> What to work on
Every entry should be repeated exactly. Omit the pictures.

Excerpts from a figure dataset
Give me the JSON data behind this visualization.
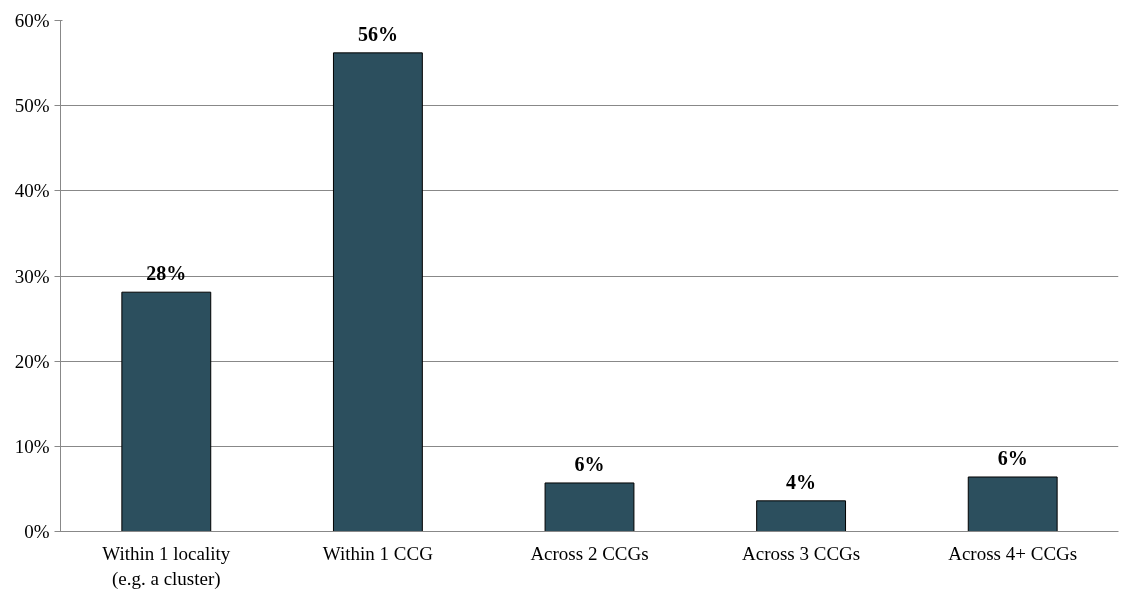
{
  "chart_data": {
    "type": "bar",
    "categories": [
      "Within 1 locality\n(e.g. a cluster)",
      "Within 1 CCG",
      "Across 2 CCGs",
      "Across 3 CCGs",
      "Across 4+ CCGs"
    ],
    "values": [
      28.1,
      56.2,
      5.7,
      3.6,
      6.4
    ],
    "value_labels": [
      "28%",
      "56%",
      "6%",
      "4%",
      "6%"
    ],
    "color": "#2c4f5e",
    "ylim": [
      0,
      60
    ],
    "yticks": [
      {
        "value": 0,
        "label": "0%"
      },
      {
        "value": 10,
        "label": "10%"
      },
      {
        "value": 20,
        "label": "20%"
      },
      {
        "value": 30,
        "label": "30%"
      },
      {
        "value": 40,
        "label": "40%"
      },
      {
        "value": 50,
        "label": "50%"
      },
      {
        "value": 60,
        "label": "60%"
      }
    ],
    "grid": "y"
  }
}
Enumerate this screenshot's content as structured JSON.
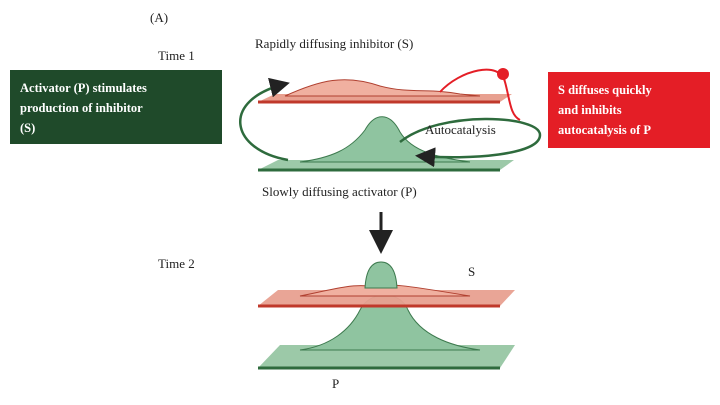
{
  "panel_label": "(A)",
  "time1": {
    "label": "Time 1",
    "top_label": "Rapidly diffusing inhibitor (S)",
    "left_box": {
      "lines": [
        "Activator (P) stimulates",
        "production of inhibitor",
        "(S)"
      ]
    },
    "right_box": {
      "lines": [
        "S diffuses quickly",
        "and inhibits",
        "autocatalysis of P"
      ]
    },
    "autocatalysis": "Autocatalysis",
    "bottom_label": "Slowly diffusing activator (P)"
  },
  "time2": {
    "label": "Time 2",
    "s_label": "S",
    "p_label": "P"
  }
}
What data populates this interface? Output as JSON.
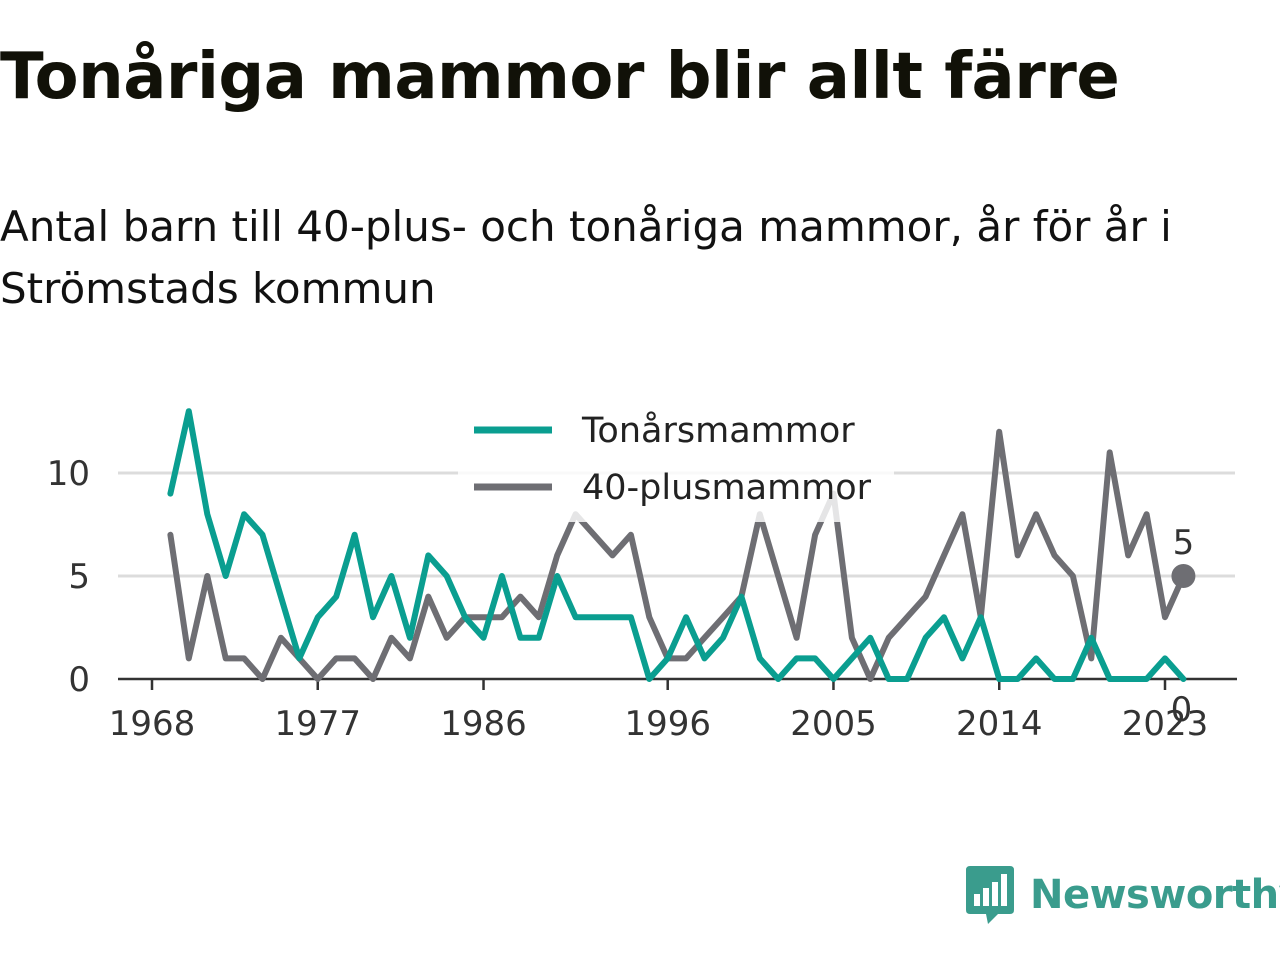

> Answer in full
Give me the JSON data behind this visualization.
{
  "chart_data": {
    "type": "bar",
    "categories": [
      "Within 1 locality\n(e.g. a cluster)",
      "Within 1 CCG",
      "Across 2 CCGs",
      "Across 3 CCGs",
      "Across 4+ CCGs"
    ],
    "values": [
      28.1,
      56.2,
      5.7,
      3.6,
      6.4
    ],
    "value_labels": [
      "28%",
      "56%",
      "6%",
      "4%",
      "6%"
    ],
    "color": "#2c4f5e",
    "ylim": [
      0,
      60
    ],
    "yticks": [
      {
        "value": 0,
        "label": "0%"
      },
      {
        "value": 10,
        "label": "10%"
      },
      {
        "value": 20,
        "label": "20%"
      },
      {
        "value": 30,
        "label": "30%"
      },
      {
        "value": 40,
        "label": "40%"
      },
      {
        "value": 50,
        "label": "50%"
      },
      {
        "value": 60,
        "label": "60%"
      }
    ],
    "grid": "y"
  }
}
Enumerate this screenshot's content as structured JSON.
{
  "panel_label": "(A)",
  "time1": {
    "label": "Time 1",
    "top_label": "Rapidly diffusing inhibitor (S)",
    "left_box": {
      "lines": [
        "Activator (P) stimulates",
        "production of inhibitor",
        "(S)"
      ]
    },
    "right_box": {
      "lines": [
        "S diffuses quickly",
        "and inhibits",
        "autocatalysis of P"
      ]
    },
    "autocatalysis": "Autocatalysis",
    "bottom_label": "Slowly diffusing activator (P)"
  },
  "time2": {
    "label": "Time 2",
    "s_label": "S",
    "p_label": "P"
  }
}
What data populates this interface? Output as JSON.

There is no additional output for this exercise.